= Task data =
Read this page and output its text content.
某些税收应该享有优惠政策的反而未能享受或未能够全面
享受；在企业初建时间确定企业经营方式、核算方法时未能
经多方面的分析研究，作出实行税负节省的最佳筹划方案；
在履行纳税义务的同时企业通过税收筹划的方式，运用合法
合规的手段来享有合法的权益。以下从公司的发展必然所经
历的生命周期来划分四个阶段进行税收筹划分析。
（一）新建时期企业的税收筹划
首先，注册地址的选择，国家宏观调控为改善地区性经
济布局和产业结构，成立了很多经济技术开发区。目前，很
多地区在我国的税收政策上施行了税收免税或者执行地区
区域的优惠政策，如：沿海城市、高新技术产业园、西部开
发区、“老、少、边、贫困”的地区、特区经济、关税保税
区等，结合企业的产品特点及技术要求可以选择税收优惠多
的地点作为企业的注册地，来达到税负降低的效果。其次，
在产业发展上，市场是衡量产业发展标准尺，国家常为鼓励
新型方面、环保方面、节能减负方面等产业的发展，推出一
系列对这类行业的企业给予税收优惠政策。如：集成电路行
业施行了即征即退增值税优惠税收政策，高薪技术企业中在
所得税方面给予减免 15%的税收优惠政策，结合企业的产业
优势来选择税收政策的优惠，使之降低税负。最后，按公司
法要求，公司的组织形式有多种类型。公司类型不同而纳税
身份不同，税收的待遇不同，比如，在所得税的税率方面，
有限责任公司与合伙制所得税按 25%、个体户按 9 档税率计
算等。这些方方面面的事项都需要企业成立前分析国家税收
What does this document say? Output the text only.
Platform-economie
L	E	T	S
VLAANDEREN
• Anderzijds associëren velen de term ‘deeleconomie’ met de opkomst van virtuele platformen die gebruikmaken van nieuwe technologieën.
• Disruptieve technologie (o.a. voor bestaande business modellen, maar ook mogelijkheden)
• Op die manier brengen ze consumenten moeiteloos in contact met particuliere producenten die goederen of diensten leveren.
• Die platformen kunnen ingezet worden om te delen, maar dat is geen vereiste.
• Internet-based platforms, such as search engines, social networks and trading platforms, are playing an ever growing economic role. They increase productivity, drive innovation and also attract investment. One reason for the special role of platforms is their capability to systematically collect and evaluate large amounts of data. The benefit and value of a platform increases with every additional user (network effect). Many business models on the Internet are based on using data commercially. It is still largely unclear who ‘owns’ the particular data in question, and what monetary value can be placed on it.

= Exercise objective =
Repeat the material from above exactly, word for word.

= Reply =
Read this page and output its text content.
某些税收应该享有优惠政策的反而未能享受或未能够全面
享受；在企业初建时间确定企业经营方式、核算方法时未能
经多方面的分析研究，作出实行税负节省的最佳筹划方案；
在履行纳税义务的同时企业通过税收筹划的方式，运用合法
合规的手段来享有合法的权益。以下从公司的发展必然所经
历的生命周期来划分四个阶段进行税收筹划分析。
（一）新建时期企业的税收筹划
首先，注册地址的选择，国家宏观调控为改善地区性经
济布局和产业结构，成立了很多经济技术开发区。目前，很
多地区在我国的税收政策上施行了税收免税或者执行地区
区域的优惠政策，如：沿海城市、高新技术产业园、西部开
发区、“老、少、边、贫困”的地区、特区经济、关税保税
区等，结合企业的产品特点及技术要求可以选择税收优惠多
的地点作为企业的注册地，来达到税负降低的效果。其次，
在产业发展上，市场是衡量产业发展标准尺，国家常为鼓励
新型方面、环保方面、节能减负方面等产业的发展，推出一
系列对这类行业的企业给予税收优惠政策。如：集成电路行
业施行了即征即退增值税优惠税收政策，高薪技术企业中在
所得税方面给予减免 15%的税收优惠政策，结合企业的产业
优势来选择税收政策的优惠，使之降低税负。最后，按公司
法要求，公司的组织形式有多种类型。公司类型不同而纳税
身份不同，税收的待遇不同，比如，在所得税的税率方面，
有限责任公司与合伙制所得税按 25%、个体户按 9 档税率计
算等。这些方方面面的事项都需要企业成立前分析国家税收
What does this document say? Output the text only.
Platform-economie
L	E	T	S
VLAANDEREN
• Anderzijds associëren velen de term ‘deeleconomie’ met de opkomst van virtuele platformen die gebruikmaken van nieuwe technologieën.
• Disruptieve technologie (o.a. voor bestaande business modellen, maar ook mogelijkheden)
• Op die manier brengen ze consumenten moeiteloos in contact met particuliere producenten die goederen of diensten leveren.
• Die platformen kunnen ingezet worden om te delen, maar dat is geen vereiste.
• Internet-based platforms, such as search engines, social networks and trading platforms, are playing an ever growing economic role. They increase productivity, drive innovation and also attract investment. One reason for the special role of platforms is their capability to systematically collect and evaluate large amounts of data. The benefit and value of a platform increases with every additional user (network effect). Many business models on the Internet are based on using data commercially. It is still largely unclear who ‘owns’ the particular data in question, and what monetary value can be placed on it.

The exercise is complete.